Lionsgate, find some money, place some Hollywood Reporter ads, and get Donald Sutherland the Oscar nomination he deserves. This is a year where we are seriously talking about another movie with a colon, Mad Max: Fury Road, getting a Best Picture nod. It is a weak year, he gives a stellar turn with less than stellar material, and we may not get another chance to right a wrong way worse than Ordinary People beating Raging Bull.
You can hear me rant about the underappreciated Donald Sutherland in the second episode of my new podcast adventure, Beg to Differ with Matt Matros. Even if you don’t want to hear our discussion of Mockingjay, if you are a fan of YA literature, Matt and my former college roommate Heather Demetrios talk about her acclaimed book I’ll Meet You There and how YA has taken the world by storm. The pod is embedded below with time stamps if you want to jump to some parts over others.
0:30: You can follow Heather on Twitter @HDemetrios or check her out at www.heatherdemetrios.com. Here are her mentions on Bustle and Barnes and Noble. You can check out I’ll Meet You There on Amazon as well.
6:00 More on the Live Your What Scholarship
7:00 What is YA? Who is reading it? Why is it so popular for adults?
12:30 Cursing, sex, and what is appropriate and inappropriate in YA books?

◆ **Data**
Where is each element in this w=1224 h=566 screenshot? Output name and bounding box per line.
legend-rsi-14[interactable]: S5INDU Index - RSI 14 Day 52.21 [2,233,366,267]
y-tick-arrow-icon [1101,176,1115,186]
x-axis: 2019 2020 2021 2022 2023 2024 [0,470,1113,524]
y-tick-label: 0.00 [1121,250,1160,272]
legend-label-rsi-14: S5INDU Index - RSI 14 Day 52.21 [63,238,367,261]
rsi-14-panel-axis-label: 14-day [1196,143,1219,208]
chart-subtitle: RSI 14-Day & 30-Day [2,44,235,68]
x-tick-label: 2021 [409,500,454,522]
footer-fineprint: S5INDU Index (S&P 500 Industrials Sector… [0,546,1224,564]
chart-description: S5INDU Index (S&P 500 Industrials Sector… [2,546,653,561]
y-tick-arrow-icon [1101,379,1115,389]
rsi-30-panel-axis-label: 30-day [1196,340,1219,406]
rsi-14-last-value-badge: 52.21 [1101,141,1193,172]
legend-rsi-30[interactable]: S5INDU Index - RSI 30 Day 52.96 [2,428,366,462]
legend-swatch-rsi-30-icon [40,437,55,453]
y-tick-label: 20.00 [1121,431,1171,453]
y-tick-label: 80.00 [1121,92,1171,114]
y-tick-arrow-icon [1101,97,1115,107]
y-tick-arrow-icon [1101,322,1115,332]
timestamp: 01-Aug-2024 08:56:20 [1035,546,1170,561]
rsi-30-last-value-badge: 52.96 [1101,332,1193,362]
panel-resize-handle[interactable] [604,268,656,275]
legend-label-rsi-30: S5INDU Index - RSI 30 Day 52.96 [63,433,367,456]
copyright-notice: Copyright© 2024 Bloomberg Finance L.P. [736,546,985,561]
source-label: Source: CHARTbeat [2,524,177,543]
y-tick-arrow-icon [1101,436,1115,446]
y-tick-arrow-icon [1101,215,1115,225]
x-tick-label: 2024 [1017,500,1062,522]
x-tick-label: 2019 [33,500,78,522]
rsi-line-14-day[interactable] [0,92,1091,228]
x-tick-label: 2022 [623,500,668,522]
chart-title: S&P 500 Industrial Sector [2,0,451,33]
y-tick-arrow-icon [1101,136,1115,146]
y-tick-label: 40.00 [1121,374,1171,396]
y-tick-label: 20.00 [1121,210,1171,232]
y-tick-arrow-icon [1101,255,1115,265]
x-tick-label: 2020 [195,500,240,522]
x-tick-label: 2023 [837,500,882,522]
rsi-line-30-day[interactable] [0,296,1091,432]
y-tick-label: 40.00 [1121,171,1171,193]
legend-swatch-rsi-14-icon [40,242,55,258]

◆ **Activity 1**
Return the part of the blog post starting at "You can hear" and ending at "parts over others.".
◆ **Activity 2**
Shorten the paragraph in the blog post that begins "You can hear me rant" while keeping its main facts.

◆ **Response 1**
You can hear me rant about the underappreciated Donald Sutherland in the second episode of my new podcast adventure, Beg to Differ with Matt Matros. Even if you don’t want to hear our discussion of Mockingjay, if you are a fan of YA literature, Matt and my former college roommate Heather Demetrios talk about her acclaimed book I’ll Meet You There and how YA has taken the world by storm. The pod is embedded below with time stamps if you want to jump to some parts over others.

◆ **Response 2**
The second episode of my new podcast, Beg to Differ with Matt Matros, has my rant about the underappreciated Donald Sutherland and our talk about Mockingjay. In it, Matt and my former college roommate Heather Demetrios also discuss her acclaimed book I'll Meet You There and how YA has taken the world by storm. The embedded episode has time stamps for jumping to specific parts.